## Given exercise:
Count, in the entries below, the lines in which "MetaOptNet" occurs. Give the number, nothing more.

+ + + + +

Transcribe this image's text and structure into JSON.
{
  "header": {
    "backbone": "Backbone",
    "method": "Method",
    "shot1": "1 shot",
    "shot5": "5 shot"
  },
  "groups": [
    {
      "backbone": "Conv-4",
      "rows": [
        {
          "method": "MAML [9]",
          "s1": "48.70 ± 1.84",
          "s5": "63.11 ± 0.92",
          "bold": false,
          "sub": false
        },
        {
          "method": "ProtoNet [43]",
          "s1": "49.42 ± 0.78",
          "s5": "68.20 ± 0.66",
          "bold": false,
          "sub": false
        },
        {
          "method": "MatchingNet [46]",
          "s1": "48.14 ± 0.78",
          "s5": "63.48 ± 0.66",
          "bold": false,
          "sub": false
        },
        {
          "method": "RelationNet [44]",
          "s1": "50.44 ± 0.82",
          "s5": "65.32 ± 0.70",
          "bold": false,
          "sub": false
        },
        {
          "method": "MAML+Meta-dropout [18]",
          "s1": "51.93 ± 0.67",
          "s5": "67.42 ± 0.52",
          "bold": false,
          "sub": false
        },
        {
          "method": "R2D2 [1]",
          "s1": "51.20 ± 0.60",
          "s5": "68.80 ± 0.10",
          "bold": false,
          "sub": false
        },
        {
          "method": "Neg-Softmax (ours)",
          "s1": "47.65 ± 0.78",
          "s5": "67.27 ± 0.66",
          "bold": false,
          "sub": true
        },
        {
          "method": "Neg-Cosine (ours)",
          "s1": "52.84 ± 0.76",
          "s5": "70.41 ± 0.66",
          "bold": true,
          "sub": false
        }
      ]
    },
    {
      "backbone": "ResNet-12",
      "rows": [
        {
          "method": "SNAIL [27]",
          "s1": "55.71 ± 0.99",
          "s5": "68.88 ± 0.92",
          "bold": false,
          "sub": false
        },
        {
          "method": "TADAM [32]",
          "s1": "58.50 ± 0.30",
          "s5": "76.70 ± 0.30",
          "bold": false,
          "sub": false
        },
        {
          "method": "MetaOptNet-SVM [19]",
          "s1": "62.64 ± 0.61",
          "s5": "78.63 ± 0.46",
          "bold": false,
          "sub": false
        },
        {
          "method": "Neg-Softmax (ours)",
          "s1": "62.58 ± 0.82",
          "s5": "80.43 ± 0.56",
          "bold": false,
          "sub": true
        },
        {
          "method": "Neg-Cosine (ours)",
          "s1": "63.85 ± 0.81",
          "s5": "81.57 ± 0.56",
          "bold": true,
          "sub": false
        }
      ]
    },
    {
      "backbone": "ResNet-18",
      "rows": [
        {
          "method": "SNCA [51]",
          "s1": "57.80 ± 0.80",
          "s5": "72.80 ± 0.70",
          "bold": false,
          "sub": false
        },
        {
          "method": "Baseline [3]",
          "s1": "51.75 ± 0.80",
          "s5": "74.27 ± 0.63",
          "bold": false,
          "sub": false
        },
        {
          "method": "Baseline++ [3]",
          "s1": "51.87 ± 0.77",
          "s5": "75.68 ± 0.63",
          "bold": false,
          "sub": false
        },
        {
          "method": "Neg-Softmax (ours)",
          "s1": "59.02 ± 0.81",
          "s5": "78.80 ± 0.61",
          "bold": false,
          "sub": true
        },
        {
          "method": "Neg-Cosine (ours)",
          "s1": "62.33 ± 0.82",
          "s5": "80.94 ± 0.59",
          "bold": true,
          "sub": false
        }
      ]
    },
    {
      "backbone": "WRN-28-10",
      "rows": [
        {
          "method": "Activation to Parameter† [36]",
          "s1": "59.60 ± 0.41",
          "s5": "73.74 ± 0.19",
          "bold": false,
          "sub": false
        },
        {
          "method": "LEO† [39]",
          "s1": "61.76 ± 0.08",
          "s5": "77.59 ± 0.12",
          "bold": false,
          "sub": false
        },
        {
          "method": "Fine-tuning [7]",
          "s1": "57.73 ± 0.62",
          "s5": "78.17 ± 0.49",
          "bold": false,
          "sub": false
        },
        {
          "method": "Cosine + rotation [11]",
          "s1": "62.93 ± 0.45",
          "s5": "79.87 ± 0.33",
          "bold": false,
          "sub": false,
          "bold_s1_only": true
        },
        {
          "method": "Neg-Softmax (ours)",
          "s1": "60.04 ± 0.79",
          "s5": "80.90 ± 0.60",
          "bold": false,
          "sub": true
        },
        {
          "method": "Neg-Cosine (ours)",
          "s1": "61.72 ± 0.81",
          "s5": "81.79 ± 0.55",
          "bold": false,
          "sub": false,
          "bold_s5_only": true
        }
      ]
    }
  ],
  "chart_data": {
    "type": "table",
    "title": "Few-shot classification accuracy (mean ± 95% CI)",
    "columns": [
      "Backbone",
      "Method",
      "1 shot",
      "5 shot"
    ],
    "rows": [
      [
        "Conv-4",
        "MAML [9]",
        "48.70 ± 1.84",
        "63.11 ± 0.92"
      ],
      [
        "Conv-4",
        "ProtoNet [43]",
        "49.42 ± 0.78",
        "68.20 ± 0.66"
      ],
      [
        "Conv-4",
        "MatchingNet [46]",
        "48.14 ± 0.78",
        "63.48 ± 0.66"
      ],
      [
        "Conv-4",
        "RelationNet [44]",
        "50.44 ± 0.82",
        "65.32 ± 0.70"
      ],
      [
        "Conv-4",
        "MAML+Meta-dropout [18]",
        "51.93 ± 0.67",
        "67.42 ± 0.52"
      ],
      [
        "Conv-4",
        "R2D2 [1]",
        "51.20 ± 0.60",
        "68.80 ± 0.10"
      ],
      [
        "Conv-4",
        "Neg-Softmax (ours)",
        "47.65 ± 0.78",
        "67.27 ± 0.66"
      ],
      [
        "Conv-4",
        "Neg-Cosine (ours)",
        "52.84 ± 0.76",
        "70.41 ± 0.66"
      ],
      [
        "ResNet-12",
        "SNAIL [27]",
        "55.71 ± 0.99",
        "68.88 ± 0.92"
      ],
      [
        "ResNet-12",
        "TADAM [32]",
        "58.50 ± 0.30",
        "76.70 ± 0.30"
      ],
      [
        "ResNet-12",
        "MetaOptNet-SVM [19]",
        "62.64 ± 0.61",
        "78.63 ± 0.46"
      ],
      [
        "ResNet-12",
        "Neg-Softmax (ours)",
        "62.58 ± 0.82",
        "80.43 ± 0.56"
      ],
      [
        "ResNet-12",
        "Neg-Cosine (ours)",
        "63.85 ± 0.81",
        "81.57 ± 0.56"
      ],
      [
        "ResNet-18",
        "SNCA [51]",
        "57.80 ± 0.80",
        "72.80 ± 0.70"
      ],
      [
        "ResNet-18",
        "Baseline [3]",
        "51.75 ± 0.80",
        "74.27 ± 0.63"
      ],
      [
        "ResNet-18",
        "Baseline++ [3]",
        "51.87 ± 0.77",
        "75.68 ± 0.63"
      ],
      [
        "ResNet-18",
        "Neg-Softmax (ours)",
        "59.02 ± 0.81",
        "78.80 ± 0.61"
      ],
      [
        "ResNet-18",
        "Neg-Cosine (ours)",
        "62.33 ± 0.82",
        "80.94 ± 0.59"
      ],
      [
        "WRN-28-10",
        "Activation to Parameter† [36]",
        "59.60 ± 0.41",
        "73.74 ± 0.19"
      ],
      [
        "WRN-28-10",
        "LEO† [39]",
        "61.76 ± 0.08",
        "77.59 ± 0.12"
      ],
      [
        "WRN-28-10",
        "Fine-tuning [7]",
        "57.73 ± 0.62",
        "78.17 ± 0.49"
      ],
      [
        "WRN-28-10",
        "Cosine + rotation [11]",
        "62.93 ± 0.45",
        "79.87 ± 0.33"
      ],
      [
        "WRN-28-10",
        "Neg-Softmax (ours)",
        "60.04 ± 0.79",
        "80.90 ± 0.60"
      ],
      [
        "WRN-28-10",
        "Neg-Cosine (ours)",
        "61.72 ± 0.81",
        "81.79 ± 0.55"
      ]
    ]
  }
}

+ + + + +

## Answer to the exercise:
2